Collection entries

■ ■ ■ ■ ■ ■ ■

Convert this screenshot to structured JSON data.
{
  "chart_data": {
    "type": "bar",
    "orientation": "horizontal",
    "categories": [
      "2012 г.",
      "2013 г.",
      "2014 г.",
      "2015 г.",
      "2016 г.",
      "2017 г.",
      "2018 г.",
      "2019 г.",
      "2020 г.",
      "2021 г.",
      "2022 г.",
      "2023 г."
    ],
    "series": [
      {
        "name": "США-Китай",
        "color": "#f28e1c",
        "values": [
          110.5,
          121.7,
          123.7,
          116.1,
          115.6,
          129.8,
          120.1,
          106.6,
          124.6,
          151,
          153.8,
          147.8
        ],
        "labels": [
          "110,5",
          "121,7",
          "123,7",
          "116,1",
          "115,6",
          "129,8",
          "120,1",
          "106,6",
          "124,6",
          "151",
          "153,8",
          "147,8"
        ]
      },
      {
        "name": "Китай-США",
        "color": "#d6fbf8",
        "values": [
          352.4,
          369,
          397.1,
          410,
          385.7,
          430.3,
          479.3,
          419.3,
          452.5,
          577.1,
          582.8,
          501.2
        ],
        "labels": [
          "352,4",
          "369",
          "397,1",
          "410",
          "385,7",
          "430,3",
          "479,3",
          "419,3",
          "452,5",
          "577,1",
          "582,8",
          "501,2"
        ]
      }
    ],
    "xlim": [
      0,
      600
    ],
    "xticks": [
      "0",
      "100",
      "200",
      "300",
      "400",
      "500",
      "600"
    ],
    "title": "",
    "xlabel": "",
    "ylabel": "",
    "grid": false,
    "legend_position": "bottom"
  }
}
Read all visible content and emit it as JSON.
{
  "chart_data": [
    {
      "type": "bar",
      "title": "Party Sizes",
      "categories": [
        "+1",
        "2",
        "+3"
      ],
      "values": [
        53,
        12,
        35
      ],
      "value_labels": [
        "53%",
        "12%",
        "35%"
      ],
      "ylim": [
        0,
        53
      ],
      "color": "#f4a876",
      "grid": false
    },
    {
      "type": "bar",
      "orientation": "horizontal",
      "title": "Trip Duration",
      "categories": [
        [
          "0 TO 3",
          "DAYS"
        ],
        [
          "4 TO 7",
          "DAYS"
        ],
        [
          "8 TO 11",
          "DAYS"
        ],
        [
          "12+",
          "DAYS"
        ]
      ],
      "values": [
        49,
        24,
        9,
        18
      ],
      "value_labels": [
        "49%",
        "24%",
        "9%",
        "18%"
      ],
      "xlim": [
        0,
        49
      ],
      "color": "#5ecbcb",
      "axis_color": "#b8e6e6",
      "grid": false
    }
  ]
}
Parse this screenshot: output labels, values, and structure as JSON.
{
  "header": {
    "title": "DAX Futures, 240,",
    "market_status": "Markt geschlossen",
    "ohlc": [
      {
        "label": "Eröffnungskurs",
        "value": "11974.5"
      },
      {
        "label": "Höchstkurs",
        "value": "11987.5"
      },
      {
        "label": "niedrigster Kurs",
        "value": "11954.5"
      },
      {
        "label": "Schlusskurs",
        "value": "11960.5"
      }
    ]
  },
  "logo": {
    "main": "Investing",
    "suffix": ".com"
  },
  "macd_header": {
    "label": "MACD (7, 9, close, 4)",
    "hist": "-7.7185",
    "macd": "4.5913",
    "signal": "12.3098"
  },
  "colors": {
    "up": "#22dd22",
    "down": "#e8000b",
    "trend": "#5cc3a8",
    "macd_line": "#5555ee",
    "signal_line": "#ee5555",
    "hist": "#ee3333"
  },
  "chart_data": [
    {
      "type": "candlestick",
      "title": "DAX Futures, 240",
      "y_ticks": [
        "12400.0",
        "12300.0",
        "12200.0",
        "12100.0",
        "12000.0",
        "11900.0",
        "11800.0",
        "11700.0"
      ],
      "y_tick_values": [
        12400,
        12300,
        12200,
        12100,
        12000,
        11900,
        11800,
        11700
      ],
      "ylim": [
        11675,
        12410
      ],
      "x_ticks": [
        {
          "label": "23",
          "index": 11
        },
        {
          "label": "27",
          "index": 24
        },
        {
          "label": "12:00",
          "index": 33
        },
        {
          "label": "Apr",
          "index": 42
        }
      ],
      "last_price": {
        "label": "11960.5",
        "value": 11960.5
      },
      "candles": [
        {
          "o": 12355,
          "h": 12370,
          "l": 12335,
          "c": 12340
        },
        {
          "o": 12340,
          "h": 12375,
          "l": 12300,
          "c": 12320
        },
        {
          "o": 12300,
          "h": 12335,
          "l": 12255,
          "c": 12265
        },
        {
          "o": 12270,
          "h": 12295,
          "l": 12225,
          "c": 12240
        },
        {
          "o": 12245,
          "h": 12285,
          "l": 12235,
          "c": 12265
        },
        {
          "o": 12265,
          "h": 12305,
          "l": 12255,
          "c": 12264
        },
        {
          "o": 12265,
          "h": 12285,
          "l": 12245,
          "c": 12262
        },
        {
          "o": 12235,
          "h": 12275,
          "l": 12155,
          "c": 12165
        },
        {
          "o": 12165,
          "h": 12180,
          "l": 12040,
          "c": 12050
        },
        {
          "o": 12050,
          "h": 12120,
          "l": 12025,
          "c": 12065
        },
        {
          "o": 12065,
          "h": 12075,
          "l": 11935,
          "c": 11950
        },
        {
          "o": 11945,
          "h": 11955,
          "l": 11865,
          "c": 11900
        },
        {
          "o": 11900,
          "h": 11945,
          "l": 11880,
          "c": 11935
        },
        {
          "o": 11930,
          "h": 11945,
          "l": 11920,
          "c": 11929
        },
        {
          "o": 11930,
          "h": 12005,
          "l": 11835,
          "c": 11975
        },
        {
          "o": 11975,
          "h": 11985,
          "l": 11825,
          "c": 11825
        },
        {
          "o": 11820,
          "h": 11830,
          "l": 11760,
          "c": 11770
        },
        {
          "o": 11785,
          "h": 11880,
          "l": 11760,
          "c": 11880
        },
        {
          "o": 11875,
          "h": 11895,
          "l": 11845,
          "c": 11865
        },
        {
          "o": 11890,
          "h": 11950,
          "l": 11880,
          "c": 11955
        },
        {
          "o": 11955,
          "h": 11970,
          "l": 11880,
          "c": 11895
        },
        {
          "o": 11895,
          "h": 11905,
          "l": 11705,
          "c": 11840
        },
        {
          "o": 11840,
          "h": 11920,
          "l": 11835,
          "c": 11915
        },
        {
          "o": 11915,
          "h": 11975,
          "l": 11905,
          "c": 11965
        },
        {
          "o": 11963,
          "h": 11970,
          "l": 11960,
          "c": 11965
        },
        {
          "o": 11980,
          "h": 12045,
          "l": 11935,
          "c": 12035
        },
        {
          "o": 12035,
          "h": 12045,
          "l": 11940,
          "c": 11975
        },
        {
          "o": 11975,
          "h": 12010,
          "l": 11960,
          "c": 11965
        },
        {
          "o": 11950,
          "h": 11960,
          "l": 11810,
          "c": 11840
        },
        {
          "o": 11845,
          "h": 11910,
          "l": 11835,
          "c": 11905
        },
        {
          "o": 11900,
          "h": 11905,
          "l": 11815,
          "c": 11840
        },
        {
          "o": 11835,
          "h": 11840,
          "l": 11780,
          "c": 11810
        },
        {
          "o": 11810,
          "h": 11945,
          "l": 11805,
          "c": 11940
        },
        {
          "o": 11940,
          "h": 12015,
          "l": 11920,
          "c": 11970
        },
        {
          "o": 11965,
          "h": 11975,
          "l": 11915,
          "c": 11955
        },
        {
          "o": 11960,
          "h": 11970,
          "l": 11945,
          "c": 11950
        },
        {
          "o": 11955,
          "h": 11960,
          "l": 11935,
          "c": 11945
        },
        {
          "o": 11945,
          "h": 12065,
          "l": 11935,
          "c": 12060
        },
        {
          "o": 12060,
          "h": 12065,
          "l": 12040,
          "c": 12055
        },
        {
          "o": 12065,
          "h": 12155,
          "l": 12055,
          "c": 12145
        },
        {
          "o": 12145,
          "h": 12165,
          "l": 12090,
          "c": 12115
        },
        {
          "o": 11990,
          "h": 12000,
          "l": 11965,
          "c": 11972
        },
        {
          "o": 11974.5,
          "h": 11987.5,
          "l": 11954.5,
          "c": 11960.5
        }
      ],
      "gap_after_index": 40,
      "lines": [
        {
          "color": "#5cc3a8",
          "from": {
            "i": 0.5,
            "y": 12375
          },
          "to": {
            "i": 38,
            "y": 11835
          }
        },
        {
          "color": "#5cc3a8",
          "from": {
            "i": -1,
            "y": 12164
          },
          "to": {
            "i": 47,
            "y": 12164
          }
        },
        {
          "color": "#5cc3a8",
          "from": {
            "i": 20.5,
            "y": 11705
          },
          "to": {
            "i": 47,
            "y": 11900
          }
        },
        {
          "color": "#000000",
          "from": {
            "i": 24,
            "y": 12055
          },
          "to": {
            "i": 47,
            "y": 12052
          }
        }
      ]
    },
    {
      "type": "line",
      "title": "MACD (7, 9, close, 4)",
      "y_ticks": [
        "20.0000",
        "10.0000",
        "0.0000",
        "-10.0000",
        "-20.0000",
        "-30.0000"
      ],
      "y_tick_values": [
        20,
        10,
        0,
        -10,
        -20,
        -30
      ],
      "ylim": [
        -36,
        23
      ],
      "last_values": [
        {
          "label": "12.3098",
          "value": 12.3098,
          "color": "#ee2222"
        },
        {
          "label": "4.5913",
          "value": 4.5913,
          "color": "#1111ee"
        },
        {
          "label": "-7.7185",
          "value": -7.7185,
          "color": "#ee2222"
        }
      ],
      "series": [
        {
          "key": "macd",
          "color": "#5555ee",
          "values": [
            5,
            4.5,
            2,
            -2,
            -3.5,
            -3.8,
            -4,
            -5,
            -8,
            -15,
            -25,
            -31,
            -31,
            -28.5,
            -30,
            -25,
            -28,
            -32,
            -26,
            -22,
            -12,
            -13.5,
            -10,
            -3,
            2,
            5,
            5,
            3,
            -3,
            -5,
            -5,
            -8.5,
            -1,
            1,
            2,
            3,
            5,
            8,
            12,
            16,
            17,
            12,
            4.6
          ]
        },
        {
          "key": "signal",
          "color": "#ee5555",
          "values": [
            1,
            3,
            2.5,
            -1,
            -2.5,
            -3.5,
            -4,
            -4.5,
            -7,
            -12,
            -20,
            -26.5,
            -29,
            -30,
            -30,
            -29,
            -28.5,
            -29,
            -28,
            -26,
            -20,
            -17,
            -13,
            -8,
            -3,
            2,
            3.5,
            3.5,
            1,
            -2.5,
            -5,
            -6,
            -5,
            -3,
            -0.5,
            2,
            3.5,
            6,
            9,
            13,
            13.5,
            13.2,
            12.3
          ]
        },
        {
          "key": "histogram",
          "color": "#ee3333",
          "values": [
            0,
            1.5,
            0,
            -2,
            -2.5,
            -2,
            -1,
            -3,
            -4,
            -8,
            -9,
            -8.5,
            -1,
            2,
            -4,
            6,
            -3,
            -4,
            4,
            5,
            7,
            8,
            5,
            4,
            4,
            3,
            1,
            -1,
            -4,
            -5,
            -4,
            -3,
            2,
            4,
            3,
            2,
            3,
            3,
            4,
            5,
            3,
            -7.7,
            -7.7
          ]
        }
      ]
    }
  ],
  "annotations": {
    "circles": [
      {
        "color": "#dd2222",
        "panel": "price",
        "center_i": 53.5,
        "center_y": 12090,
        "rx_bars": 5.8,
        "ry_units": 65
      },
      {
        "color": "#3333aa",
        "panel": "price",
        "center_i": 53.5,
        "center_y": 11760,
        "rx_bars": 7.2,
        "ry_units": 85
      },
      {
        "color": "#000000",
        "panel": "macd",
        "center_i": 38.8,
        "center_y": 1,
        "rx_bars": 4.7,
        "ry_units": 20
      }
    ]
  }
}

■ ■ ■ ■ ■ ■ ■

= AIM =
Tally up the lines in the records containing the word "horizontal", then give the count and nothing else.

= CORRECT RESULT =
2